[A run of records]
'''
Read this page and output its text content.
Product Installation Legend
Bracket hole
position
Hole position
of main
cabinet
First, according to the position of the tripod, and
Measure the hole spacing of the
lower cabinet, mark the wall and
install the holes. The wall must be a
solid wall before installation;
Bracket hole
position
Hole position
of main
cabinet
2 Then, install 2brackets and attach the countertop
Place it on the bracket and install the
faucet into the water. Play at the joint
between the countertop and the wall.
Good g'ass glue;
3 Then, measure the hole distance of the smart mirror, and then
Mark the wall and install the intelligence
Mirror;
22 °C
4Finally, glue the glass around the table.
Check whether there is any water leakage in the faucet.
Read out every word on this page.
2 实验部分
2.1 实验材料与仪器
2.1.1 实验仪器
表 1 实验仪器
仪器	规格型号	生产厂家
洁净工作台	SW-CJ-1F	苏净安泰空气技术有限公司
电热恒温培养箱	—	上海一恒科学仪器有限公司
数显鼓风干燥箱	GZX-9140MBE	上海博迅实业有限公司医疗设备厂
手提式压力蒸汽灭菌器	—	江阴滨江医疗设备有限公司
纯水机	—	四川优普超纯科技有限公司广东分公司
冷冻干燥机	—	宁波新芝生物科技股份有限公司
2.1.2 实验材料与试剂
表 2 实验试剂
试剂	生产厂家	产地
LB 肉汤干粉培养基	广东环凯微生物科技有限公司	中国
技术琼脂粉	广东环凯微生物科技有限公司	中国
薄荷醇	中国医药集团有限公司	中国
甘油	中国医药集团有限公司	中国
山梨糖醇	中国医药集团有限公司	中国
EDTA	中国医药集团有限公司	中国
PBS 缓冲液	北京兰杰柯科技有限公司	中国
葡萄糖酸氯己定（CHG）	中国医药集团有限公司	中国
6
'''
*WORK TO DO:* Transcribe all of the entries without altering anything.

*RIGHT ANSWER:*
Read this page and output its text content.
Product Installation Legend
Bracket hole
position
Hole position
of main
cabinet
First, according to the position of the tripod, and
Measure the hole spacing of the
lower cabinet, mark the wall and
install the holes. The wall must be a
solid wall before installation;
Bracket hole
position
Hole position
of main
cabinet
2 Then, install 2brackets and attach the countertop
Place it on the bracket and install the
faucet into the water. Play at the joint
between the countertop and the wall.
Good g'ass glue;
3 Then, measure the hole distance of the smart mirror, and then
Mark the wall and install the intelligence
Mirror;
22 °C
4Finally, glue the glass around the table.
Check whether there is any water leakage in the faucet.
Read out every word on this page.
2 实验部分
2.1 实验材料与仪器
2.1.1 实验仪器
表 1 实验仪器
仪器	规格型号	生产厂家
洁净工作台	SW-CJ-1F	苏净安泰空气技术有限公司
电热恒温培养箱	—	上海一恒科学仪器有限公司
数显鼓风干燥箱	GZX-9140MBE	上海博迅实业有限公司医疗设备厂
手提式压力蒸汽灭菌器	—	江阴滨江医疗设备有限公司
纯水机	—	四川优普超纯科技有限公司广东分公司
冷冻干燥机	—	宁波新芝生物科技股份有限公司
2.1.2 实验材料与试剂
表 2 实验试剂
试剂	生产厂家	产地
LB 肉汤干粉培养基	广东环凯微生物科技有限公司	中国
技术琼脂粉	广东环凯微生物科技有限公司	中国
薄荷醇	中国医药集团有限公司	中国
甘油	中国医药集团有限公司	中国
山梨糖醇	中国医药集团有限公司	中国
EDTA	中国医药集团有限公司	中国
PBS 缓冲液	北京兰杰柯科技有限公司	中国
葡萄糖酸氯己定（CHG）	中国医药集团有限公司	中国
6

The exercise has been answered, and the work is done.